STATED PROBLEM =
Retype the listing that follows, exactly as written.

▼

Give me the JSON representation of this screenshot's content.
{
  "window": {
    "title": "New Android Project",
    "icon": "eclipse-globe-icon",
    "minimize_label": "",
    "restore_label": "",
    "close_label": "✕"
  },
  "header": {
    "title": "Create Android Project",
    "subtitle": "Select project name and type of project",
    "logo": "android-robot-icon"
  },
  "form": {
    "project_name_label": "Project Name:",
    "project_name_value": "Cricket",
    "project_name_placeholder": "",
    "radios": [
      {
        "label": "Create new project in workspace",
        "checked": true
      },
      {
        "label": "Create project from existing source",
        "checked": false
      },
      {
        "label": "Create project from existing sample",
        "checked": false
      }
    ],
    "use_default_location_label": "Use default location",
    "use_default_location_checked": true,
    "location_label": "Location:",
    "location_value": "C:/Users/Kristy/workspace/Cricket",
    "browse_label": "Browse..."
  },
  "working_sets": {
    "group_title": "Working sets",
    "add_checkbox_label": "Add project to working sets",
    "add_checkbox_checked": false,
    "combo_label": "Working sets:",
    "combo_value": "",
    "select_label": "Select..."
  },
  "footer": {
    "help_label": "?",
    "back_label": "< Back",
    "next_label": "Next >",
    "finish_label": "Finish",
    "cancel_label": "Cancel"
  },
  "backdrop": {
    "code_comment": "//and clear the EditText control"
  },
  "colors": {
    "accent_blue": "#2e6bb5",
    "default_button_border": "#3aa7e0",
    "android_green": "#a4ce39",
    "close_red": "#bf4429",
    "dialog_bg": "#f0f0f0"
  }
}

▲

EXERCISE ANSWER =
Give me the JSON representation of this screenshot's content.
{
  "window": {
    "title": "New Android Project",
    "icon": "eclipse-globe-icon",
    "minimize_label": "",
    "restore_label": "",
    "close_label": "✕"
  },
  "header": {
    "title": "Create Android Project",
    "subtitle": "Select project name and type of project",
    "logo": "android-robot-icon"
  },
  "form": {
    "project_name_label": "Project Name:",
    "project_name_value": "Cricket",
    "project_name_placeholder": "",
    "radios": [
      {
        "label": "Create new project in workspace",
        "checked": true
      },
      {
        "label": "Create project from existing source",
        "checked": false
      },
      {
        "label": "Create project from existing sample",
        "checked": false
      }
    ],
    "use_default_location_label": "Use default location",
    "use_default_location_checked": true,
    "location_label": "Location:",
    "location_value": "C:/Users/Kristy/workspace/Cricket",
    "browse_label": "Browse..."
  },
  "working_sets": {
    "group_title": "Working sets",
    "add_checkbox_label": "Add project to working sets",
    "add_checkbox_checked": false,
    "combo_label": "Working sets:",
    "combo_value": "",
    "select_label": "Select..."
  },
  "footer": {
    "help_label": "?",
    "back_label": "< Back",
    "next_label": "Next >",
    "finish_label": "Finish",
    "cancel_label": "Cancel"
  },
  "backdrop": {
    "code_comment": "//and clear the EditText control"
  },
  "colors": {
    "accent_blue": "#2e6bb5",
    "default_button_border": "#3aa7e0",
    "android_green": "#a4ce39",
    "close_red": "#bf4429",
    "dialog_bg": "#f0f0f0"
  }
}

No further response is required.